Data for the task =
◇ ◇ ◇ ◇ ◇
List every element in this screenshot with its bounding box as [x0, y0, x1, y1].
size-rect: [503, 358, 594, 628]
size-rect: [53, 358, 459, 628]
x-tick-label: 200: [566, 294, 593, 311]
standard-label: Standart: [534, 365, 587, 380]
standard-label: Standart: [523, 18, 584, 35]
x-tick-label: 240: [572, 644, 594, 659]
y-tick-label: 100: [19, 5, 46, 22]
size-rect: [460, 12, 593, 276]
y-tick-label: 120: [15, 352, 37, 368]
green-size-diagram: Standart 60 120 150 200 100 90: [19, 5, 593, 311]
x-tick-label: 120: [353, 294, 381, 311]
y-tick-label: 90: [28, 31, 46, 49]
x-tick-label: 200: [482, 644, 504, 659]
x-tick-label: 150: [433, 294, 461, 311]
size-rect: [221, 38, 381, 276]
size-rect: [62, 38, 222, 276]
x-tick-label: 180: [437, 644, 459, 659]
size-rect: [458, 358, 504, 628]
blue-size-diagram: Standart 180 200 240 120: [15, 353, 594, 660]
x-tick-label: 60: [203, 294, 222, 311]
◇ ◇ ◇ ◇ ◇
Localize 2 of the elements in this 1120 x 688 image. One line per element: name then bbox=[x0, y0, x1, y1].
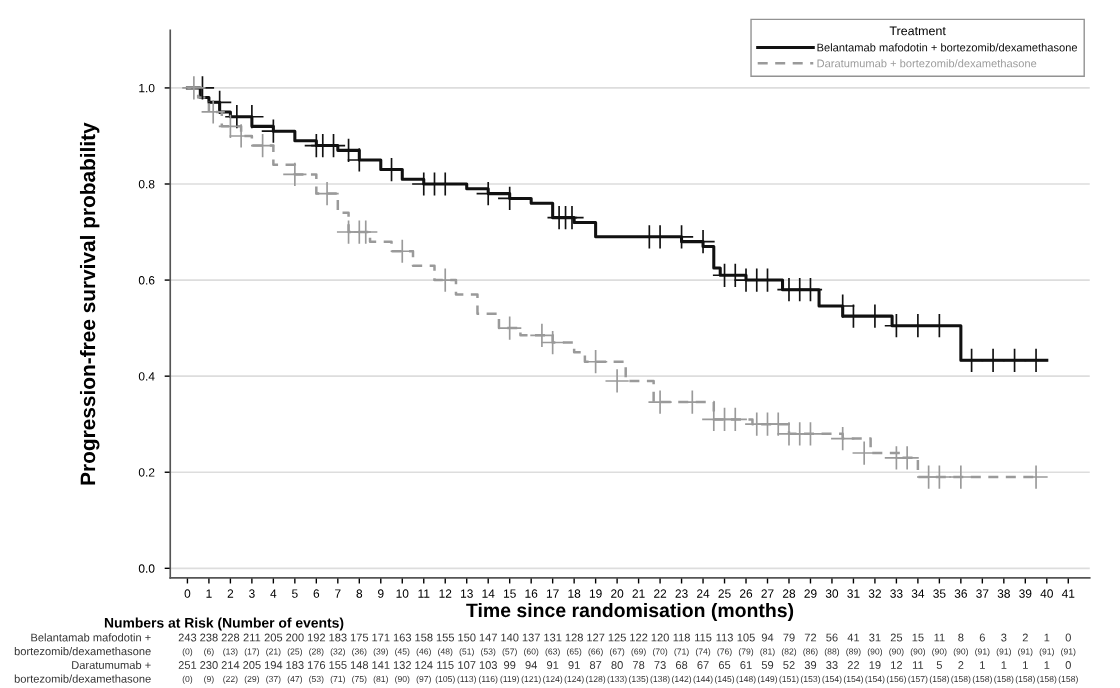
◇ ◇ ◇ ◇ ◇
Problem statement = Express the records starting at the line containing "List every element" and ending at the line containing "x-tick-label: 60: [203, 294, 222, 311]" as a two-column CSV with the columns ask and response. Give one row per record, put each value in a quoted field, and replace its line breaks with spaces.

Response to the exercise =
ask,response
"List every element in this screenshot with its bounding box as [x0, y0, x1, y1].","size-rect: [503, 358, 594, 628] size-rect: [53, 358, 459, 628] x-tick-label: 200: [566, 294, 593, 311] standard-label: Standart: [534, 365, 587, 380] standard-label: Standart: [523, 18, 584, 35] x-tick-label: 240: [572, 644, 594, 659] y-tick-label: 100: [19, 5, 46, 22] size-rect: [460, 12, 593, 276] y-tick-label: 120: [15, 352, 37, 368] green-size-diagram: Standart 60 120 150 200 100 90: [19, 5, 593, 311] x-tick-label: 120: [353, 294, 381, 311] y-tick-label: 90: [28, 31, 46, 49] x-tick-label: 200: [482, 644, 504, 659] x-tick-label: 150: [433, 294, 461, 311] size-rect: [221, 38, 381, 276] size-rect: [62, 38, 222, 276] x-tick-label: 180: [437, 644, 459, 659] size-rect: [458, 358, 504, 628] blue-size-diagram: Standart 180 200 240 120: [15, 353, 594, 660] x-tick-label: 60: [203, 294, 222, 311]"